======== Raw data
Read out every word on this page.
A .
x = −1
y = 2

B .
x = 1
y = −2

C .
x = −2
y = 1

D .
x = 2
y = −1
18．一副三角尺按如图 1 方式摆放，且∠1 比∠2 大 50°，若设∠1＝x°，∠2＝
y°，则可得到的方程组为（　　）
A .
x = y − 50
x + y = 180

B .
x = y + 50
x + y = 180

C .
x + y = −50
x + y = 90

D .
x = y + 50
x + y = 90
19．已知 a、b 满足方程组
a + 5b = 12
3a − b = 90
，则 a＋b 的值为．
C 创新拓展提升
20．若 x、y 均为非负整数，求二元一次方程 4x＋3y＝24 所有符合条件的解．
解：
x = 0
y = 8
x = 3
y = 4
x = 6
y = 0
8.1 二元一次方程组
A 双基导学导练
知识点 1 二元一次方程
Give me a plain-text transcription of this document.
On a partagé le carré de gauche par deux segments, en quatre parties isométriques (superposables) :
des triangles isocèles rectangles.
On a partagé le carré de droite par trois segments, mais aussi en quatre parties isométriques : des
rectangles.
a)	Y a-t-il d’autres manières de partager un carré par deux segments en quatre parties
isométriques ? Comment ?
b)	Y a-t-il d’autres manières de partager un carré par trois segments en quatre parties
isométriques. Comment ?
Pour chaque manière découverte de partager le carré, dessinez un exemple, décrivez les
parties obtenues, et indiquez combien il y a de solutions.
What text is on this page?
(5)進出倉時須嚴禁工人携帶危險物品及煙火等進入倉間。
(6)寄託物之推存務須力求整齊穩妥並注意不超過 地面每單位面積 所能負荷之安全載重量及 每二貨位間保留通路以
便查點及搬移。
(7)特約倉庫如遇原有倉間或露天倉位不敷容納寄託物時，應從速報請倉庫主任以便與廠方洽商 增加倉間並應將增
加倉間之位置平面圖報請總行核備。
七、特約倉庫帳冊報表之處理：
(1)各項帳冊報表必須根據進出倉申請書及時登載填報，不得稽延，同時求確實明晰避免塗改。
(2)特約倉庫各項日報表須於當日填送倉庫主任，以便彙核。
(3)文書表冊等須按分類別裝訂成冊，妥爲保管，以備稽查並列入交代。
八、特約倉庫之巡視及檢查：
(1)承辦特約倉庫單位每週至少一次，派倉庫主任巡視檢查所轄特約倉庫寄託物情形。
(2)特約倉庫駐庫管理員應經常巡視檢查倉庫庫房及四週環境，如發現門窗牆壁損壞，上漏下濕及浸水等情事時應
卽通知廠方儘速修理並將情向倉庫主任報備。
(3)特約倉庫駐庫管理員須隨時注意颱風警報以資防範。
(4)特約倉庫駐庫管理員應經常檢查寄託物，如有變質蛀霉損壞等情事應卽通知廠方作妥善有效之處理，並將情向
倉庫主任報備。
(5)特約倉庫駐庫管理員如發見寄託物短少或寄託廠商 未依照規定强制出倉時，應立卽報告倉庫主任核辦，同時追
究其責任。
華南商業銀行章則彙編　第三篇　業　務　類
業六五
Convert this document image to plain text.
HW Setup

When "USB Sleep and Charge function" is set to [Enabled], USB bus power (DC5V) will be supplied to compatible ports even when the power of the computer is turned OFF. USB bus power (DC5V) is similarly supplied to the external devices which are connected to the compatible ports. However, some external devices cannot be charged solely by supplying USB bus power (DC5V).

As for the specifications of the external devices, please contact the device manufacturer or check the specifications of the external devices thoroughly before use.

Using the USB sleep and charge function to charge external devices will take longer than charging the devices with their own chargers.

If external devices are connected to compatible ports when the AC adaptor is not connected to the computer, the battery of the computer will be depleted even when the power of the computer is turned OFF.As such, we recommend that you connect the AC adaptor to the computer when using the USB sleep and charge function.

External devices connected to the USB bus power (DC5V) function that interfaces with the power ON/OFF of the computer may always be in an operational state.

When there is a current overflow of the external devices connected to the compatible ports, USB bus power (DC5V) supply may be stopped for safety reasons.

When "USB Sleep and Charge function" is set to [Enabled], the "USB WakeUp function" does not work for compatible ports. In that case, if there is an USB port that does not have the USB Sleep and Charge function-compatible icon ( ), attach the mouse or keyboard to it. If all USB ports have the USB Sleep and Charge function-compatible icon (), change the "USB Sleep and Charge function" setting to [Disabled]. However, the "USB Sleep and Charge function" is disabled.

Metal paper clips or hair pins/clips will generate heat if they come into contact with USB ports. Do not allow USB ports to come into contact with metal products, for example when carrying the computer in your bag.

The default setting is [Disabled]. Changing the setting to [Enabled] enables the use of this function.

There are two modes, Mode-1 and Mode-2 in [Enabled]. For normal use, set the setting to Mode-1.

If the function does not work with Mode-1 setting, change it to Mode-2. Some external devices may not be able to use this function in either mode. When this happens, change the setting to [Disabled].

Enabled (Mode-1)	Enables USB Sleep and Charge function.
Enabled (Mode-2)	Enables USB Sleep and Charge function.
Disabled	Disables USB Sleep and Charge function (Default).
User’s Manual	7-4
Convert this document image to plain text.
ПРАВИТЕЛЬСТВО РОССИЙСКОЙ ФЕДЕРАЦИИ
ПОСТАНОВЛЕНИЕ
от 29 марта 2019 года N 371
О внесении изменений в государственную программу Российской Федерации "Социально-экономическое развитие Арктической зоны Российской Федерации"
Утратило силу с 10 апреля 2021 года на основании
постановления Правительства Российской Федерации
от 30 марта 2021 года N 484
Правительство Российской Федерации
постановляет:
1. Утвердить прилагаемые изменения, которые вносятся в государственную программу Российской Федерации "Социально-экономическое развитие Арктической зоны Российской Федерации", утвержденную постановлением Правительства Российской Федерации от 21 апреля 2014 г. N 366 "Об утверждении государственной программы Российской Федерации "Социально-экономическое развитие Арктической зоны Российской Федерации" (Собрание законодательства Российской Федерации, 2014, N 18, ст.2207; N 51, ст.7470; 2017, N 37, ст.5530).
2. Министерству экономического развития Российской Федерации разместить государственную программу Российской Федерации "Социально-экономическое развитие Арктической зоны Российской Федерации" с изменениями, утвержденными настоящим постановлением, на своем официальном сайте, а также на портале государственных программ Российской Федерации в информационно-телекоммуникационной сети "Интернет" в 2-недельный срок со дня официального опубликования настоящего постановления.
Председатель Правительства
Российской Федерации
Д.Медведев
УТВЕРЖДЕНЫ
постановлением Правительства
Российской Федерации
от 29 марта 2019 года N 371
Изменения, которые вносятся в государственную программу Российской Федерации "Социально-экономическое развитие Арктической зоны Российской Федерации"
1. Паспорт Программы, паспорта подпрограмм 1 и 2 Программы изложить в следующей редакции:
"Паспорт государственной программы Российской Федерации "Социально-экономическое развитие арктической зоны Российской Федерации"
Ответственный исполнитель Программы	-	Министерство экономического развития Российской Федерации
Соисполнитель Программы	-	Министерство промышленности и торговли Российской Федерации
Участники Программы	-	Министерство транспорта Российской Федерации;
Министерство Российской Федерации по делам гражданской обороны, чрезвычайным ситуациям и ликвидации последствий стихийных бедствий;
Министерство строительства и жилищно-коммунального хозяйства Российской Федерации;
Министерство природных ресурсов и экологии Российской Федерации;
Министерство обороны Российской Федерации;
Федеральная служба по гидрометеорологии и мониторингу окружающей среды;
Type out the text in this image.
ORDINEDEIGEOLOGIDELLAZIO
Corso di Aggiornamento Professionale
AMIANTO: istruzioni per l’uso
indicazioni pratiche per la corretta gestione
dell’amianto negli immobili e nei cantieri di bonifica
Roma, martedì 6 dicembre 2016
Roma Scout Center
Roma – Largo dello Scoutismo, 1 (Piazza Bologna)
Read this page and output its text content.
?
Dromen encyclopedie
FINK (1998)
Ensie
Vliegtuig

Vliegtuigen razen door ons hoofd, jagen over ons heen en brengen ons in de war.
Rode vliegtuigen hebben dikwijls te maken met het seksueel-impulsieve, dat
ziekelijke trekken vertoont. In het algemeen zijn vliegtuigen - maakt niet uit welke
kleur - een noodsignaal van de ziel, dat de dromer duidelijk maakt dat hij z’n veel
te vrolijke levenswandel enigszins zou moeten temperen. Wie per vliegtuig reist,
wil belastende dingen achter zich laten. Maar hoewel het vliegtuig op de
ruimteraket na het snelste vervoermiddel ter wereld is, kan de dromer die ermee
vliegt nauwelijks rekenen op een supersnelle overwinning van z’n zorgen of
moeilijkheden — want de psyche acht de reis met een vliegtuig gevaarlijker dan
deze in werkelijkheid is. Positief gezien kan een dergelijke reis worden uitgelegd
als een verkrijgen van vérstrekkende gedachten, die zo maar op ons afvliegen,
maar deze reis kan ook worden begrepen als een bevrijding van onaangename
================
▶ The exercise
Your answer should be a single number: the count of lines in the entries that contain the word "parties".

▶ Result
5